* Begin EXERCISE DATA *

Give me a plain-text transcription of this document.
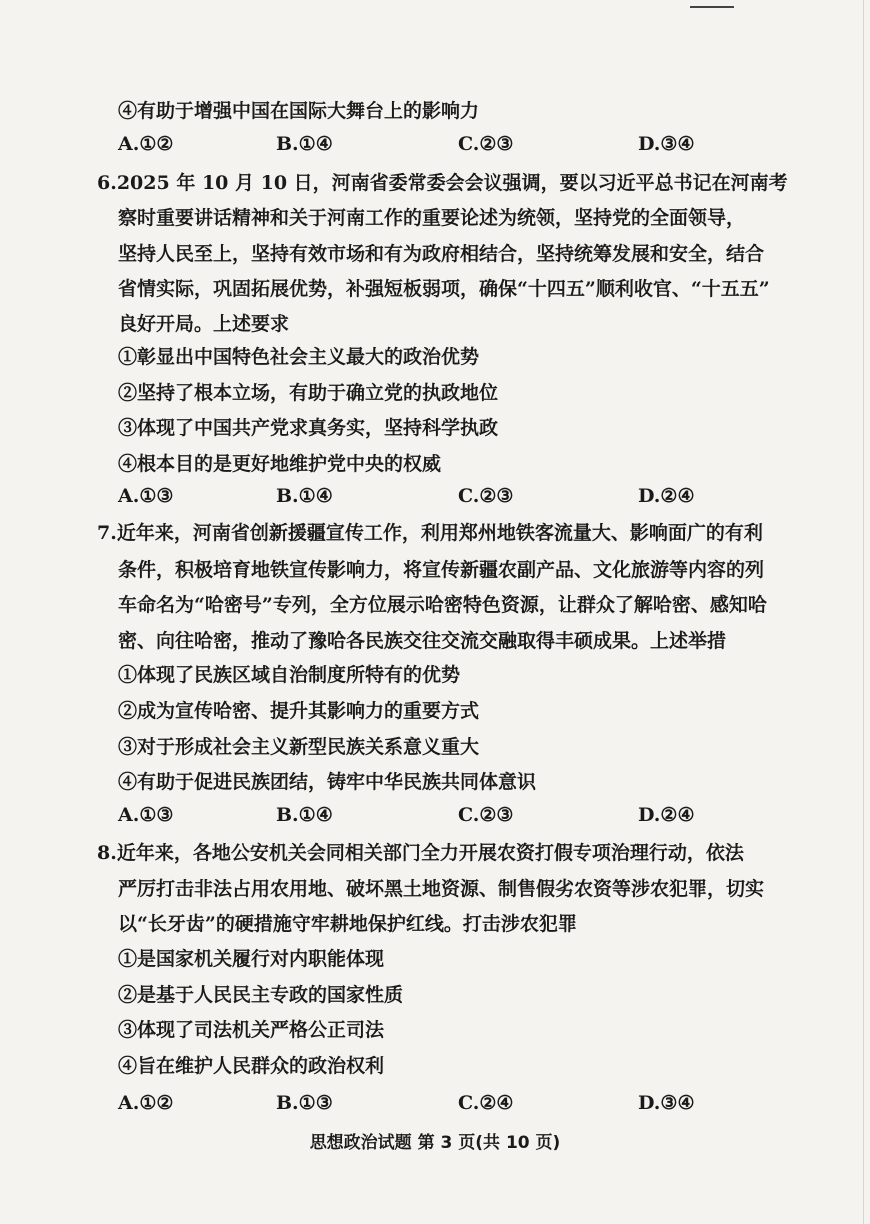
④有助于增强中国在国际大舞台上的影响力
A.①②	B.①④	C.②③	D.③④
6.2025 年 10 月 10 日，河南省委常委会会议强调，要以习近平总书记在河南考
察时重要讲话精神和关于河南工作的重要论述为统领，坚持党的全面领导，
坚持人民至上，坚持有效市场和有为政府相结合，坚持统筹发展和安全，结合
省情实际，巩固拓展优势，补强短板弱项，确保“十四五”顺利收官、“十五五”
良好开局。上述要求
①彰显出中国特色社会主义最大的政治优势
②坚持了根本立场，有助于确立党的执政地位
③体现了中国共产党求真务实，坚持科学执政
④根本目的是更好地维护党中央的权威
A.①③	B.①④	C.②③	D.②④
7.近年来，河南省创新援疆宣传工作，利用郑州地铁客流量大、影响面广的有利
条件，积极培育地铁宣传影响力，将宣传新疆农副产品、文化旅游等内容的列
车命名为“哈密号”专列，全方位展示哈密特色资源，让群众了解哈密、感知哈
密、向往哈密，推动了豫哈各民族交往交流交融取得丰硕成果。上述举措
①体现了民族区域自治制度所特有的优势
②成为宣传哈密、提升其影响力的重要方式
③对于形成社会主义新型民族关系意义重大
④有助于促进民族团结，铸牢中华民族共同体意识
A.①③	B.①④	C.②③	D.②④
8.近年来，各地公安机关会同相关部门全力开展农资打假专项治理行动，依法
严厉打击非法占用农用地、破坏黑土地资源、制售假劣农资等涉农犯罪，切实
以“长牙齿”的硬措施守牢耕地保护红线。打击涉农犯罪
①是国家机关履行对内职能体现
②是基于人民民主专政的国家性质
③体现了司法机关严格公正司法
④旨在维护人民群众的政治权利
A.①②	B.①③	C.②④	D.③④
思想政治试题 第 3 页(共 10 页)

* End EXERCISE DATA *

> **STATED PROBLEM**
Repeat the listing in full and exactly. Leave any pictures out.

> **RESPONSE**
Give me a plain-text transcription of this document.
④有助于增强中国在国际大舞台上的影响力
A.①②	B.①④	C.②③	D.③④
6.2025 年 10 月 10 日，河南省委常委会会议强调，要以习近平总书记在河南考
察时重要讲话精神和关于河南工作的重要论述为统领，坚持党的全面领导，
坚持人民至上，坚持有效市场和有为政府相结合，坚持统筹发展和安全，结合
省情实际，巩固拓展优势，补强短板弱项，确保“十四五”顺利收官、“十五五”
良好开局。上述要求
①彰显出中国特色社会主义最大的政治优势
②坚持了根本立场，有助于确立党的执政地位
③体现了中国共产党求真务实，坚持科学执政
④根本目的是更好地维护党中央的权威
A.①③	B.①④	C.②③	D.②④
7.近年来，河南省创新援疆宣传工作，利用郑州地铁客流量大、影响面广的有利
条件，积极培育地铁宣传影响力，将宣传新疆农副产品、文化旅游等内容的列
车命名为“哈密号”专列，全方位展示哈密特色资源，让群众了解哈密、感知哈
密、向往哈密，推动了豫哈各民族交往交流交融取得丰硕成果。上述举措
①体现了民族区域自治制度所特有的优势
②成为宣传哈密、提升其影响力的重要方式
③对于形成社会主义新型民族关系意义重大
④有助于促进民族团结，铸牢中华民族共同体意识
A.①③	B.①④	C.②③	D.②④
8.近年来，各地公安机关会同相关部门全力开展农资打假专项治理行动，依法
严厉打击非法占用农用地、破坏黑土地资源、制售假劣农资等涉农犯罪，切实
以“长牙齿”的硬措施守牢耕地保护红线。打击涉农犯罪
①是国家机关履行对内职能体现
②是基于人民民主专政的国家性质
③体现了司法机关严格公正司法
④旨在维护人民群众的政治权利
A.①②	B.①③	C.②④	D.③④
思想政治试题 第 3 页(共 10 页)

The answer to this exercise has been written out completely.